## Estratto della fonte
LE BICICLETTE DI PECHINO
di Wang Xiaoshuai



La Cina che ti aspetti, quella di un mondo lavorativo basato sul concetto primario di possesso della sacra bicicletta; la Cina che non ti aspetti, che continua ad accumulare premi ai maggiori festival internazionali. Locarno, Venezia, Berlino: riconoscimenti giustificati a volte, obbligati altre, meno convincenti altre ancora.
Il Gran Premio della Giuria non trascura questo "remake" inconscio [almeno così ci ha detto il regista in conferenza stampa] di LADRI DI BICICLETTE, solo più asciutto, meno parlato, meno emozionante. Nel dedalo di strade pechinesi, dove l'epifania di un sorriso è legata esclusivamente all'improvvisa occasione lavorativa o ad apparizioni femminili che sanno peraltro solo devastare il precario equilibrio di adolescenti senza futuro, la gerarchia sociale si organizza sul possesso di un mezzo di locomozione più o meno ricercato, aggiornato, inutilmente bello [I ragazzi di strada] o essenziale e utile [il proletariato, I nullatenenti]. Il mestiere della consegna dei pacchi richiede veloce superamento di distanze, sulle quali calcolare il proprio destino: riesci nell'incarico e sei salvo, tardi anche di poco e puoi perdere tutto. Una bici viene rubata al protagonista, postino, e l'episodio scatena la ricerca affamata di un mezzo analogo, da sottrarre ad altri. Ma quella rubata è altrettanto essenziale alla sopravvivenza di un altro perdente: un giovane studente appena iniziato alla speranza di poter amare ricambiato. Ma se la bici non ce l'hai, vieni letteralmente "asfaltato" dalle psicologie massicce e rozze di rivali imbattibili, quali i capobanda di gruppi di mountain-bikers dediti a virtuosismi ammazzatempo ai bordi della ferrovia, con contorno di belle liceali senza cuore. Il postino, pestato dagli amici dello studente in più occasioni, alla fine conquista l'amicizia di questi, convinti dalla sua "buona fede" e dall'urgenza materiale. I due fanno a turno nell'uso del mezzo, ma nel frattempo, nella depressa fase solo "pedonale", la fanciulla promessasi allo studente è già sulla sponda eccitante del capobanda tatuato, che in gerarchia è al top, avendo una mountain-bike ultimo modello che doma con forza virtuosistica.

## Richiesta scritta 1
Nella recensione di Le biciclette di Pechino, che mestiere fa il protagonista a cui viene rubata la bici?
## Richiesta scritta 2
Copia dalla recensione di Le biciclette di Pechino il passo che comincia con "LE BICICLETTE DI" e finisce con "convincenti altre ancora.".

## Dati forniti
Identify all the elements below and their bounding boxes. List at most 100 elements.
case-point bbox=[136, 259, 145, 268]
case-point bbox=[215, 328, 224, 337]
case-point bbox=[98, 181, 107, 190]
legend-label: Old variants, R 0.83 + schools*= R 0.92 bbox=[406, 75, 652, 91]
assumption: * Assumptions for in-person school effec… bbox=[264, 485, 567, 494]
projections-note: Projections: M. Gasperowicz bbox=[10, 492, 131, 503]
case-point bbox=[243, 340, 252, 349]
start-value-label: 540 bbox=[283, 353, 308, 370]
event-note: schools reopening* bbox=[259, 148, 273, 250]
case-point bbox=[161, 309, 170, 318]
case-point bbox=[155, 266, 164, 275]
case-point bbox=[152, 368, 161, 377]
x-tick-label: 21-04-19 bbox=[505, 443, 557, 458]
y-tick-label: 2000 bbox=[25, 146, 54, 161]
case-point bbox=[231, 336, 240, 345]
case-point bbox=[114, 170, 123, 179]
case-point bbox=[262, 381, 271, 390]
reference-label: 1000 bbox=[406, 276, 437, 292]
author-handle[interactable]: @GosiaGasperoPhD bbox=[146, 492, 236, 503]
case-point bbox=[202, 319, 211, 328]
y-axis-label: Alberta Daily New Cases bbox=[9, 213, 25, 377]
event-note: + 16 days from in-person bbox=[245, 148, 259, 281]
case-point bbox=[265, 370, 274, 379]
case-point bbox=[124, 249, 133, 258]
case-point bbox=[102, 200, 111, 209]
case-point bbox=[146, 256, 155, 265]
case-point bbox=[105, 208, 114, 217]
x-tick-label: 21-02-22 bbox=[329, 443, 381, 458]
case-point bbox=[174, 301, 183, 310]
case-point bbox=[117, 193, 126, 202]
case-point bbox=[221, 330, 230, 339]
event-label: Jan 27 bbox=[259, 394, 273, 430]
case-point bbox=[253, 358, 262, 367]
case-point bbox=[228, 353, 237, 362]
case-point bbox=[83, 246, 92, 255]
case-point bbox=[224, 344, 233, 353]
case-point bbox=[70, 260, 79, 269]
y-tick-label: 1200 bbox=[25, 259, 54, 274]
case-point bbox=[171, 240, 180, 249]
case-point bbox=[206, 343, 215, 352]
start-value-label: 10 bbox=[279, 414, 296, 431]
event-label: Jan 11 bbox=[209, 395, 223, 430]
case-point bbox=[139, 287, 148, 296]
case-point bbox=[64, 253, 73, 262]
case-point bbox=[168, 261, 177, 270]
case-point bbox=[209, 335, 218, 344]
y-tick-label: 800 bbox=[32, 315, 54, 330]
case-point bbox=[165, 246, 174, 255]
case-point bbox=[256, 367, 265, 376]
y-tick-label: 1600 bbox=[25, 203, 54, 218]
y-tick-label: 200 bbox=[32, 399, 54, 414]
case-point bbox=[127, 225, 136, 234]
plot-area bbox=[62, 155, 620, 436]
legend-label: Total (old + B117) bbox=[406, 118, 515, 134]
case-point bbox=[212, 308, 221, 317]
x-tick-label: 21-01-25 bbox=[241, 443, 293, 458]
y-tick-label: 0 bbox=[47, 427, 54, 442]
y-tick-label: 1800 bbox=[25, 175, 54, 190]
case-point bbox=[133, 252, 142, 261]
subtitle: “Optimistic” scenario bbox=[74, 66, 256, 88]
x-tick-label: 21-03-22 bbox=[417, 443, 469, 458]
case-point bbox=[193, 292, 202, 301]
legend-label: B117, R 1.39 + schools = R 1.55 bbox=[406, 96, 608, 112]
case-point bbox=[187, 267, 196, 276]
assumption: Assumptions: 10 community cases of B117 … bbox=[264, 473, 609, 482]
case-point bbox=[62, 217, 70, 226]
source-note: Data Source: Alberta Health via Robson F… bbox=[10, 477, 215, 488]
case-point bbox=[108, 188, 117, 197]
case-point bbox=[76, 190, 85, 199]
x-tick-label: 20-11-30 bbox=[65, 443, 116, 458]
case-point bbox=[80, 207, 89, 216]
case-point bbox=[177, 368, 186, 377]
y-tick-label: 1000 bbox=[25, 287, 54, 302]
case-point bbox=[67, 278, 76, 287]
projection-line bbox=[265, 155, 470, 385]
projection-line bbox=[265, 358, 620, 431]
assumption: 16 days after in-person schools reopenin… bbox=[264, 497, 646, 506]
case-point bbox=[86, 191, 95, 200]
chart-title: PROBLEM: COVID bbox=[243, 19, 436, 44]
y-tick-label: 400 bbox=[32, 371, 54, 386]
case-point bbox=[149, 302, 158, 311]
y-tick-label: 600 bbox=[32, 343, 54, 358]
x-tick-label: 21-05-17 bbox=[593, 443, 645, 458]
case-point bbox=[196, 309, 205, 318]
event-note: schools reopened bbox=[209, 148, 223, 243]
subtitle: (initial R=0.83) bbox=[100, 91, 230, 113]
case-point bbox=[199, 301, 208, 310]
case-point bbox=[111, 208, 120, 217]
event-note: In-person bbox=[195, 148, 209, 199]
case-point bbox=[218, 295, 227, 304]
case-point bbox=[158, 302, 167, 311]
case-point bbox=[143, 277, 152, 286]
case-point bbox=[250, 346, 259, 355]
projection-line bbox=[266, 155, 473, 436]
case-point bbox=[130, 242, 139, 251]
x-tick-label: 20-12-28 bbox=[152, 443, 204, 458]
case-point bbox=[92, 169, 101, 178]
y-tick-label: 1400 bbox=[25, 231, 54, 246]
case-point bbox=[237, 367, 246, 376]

## Risultato dell'esercizio 1
Fa il postino.

## Risultato dell'esercizio 2
LE BICICLETTE DI PECHINO
di Wang Xiaoshuai



La Cina che ti aspetti, quella di un mondo lavorativo basato sul concetto primario di possesso della sacra bicicletta; la Cina che non ti aspetti, che continua ad accumulare premi ai maggiori festival internazionali. Locarno, Venezia, Berlino: riconoscimenti giustificati a volte, obbligati altre, meno convincenti altre ancora.